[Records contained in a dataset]

----

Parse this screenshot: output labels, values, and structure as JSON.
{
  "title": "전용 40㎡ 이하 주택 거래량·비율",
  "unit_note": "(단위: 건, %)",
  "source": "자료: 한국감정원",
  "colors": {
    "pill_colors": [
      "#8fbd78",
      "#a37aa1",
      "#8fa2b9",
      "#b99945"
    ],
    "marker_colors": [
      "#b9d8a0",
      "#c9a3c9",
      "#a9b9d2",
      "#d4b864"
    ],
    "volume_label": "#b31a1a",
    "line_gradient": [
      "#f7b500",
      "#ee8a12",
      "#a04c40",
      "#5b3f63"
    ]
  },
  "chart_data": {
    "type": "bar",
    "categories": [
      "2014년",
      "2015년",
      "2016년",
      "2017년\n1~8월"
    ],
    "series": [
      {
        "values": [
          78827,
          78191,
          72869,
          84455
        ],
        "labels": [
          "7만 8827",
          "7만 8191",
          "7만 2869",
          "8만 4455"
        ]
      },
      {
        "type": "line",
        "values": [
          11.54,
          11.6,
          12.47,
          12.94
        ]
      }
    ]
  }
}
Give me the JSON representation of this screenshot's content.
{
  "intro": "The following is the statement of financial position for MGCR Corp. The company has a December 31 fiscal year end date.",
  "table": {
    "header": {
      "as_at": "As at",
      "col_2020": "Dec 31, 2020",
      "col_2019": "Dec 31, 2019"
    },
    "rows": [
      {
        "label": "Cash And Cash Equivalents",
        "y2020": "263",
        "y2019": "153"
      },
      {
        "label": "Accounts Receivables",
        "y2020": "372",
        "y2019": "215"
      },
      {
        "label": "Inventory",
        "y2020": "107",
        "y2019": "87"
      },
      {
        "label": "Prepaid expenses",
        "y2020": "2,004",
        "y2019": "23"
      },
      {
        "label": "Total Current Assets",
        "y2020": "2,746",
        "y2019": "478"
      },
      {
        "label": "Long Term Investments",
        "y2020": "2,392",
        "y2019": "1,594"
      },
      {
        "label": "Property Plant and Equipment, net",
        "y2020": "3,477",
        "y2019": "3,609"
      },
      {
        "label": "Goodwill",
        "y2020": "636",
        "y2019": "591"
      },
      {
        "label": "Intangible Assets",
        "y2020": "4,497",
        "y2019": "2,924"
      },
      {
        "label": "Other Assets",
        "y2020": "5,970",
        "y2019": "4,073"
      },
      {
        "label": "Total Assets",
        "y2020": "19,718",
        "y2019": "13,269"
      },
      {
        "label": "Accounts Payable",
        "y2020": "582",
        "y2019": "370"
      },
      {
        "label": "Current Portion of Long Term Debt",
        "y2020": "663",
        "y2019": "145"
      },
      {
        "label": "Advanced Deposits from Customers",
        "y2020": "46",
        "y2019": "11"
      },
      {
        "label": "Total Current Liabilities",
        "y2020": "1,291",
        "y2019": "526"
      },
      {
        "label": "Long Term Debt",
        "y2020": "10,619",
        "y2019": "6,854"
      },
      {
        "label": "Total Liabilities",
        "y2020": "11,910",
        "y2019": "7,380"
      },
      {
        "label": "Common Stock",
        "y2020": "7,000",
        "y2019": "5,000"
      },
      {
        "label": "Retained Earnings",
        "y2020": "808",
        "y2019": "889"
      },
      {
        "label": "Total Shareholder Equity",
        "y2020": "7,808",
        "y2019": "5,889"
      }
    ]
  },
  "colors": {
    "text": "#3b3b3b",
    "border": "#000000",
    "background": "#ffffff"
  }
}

----

WHAT YOU WILL DO :: For the records above, state how many lines include the string "Long", giving the number and nothing else.

OUTPUT FOR THIS EXERCISE :: 3